Recorded data
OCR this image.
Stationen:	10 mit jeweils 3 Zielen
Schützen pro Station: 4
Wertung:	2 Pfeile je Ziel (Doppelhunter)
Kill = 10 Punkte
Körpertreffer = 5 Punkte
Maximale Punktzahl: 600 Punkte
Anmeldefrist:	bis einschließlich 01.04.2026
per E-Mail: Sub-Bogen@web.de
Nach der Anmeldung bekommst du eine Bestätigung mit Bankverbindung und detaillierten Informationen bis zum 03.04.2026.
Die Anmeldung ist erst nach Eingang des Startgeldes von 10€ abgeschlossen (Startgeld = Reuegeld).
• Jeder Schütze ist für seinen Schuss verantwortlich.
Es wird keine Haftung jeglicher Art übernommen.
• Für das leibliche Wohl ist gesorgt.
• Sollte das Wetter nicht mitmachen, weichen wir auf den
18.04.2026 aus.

(Stated task) Go back to the listing above and please repeat it exactly.

(Exercise result)
OCR this image.
Stationen:	10 mit jeweils 3 Zielen
Schützen pro Station: 4
Wertung:	2 Pfeile je Ziel (Doppelhunter)
Kill = 10 Punkte
Körpertreffer = 5 Punkte
Maximale Punktzahl: 600 Punkte
Anmeldefrist:	bis einschließlich 01.04.2026
per E-Mail: Sub-Bogen@web.de
Nach der Anmeldung bekommst du eine Bestätigung mit Bankverbindung und detaillierten Informationen bis zum 03.04.2026.
Die Anmeldung ist erst nach Eingang des Startgeldes von 10€ abgeschlossen (Startgeld = Reuegeld).
• Jeder Schütze ist für seinen Schuss verantwortlich.
Es wird keine Haftung jeglicher Art übernommen.
• Für das leibliche Wohl ist gesorgt.
• Sollte das Wetter nicht mitmachen, weichen wir auf den
18.04.2026 aus.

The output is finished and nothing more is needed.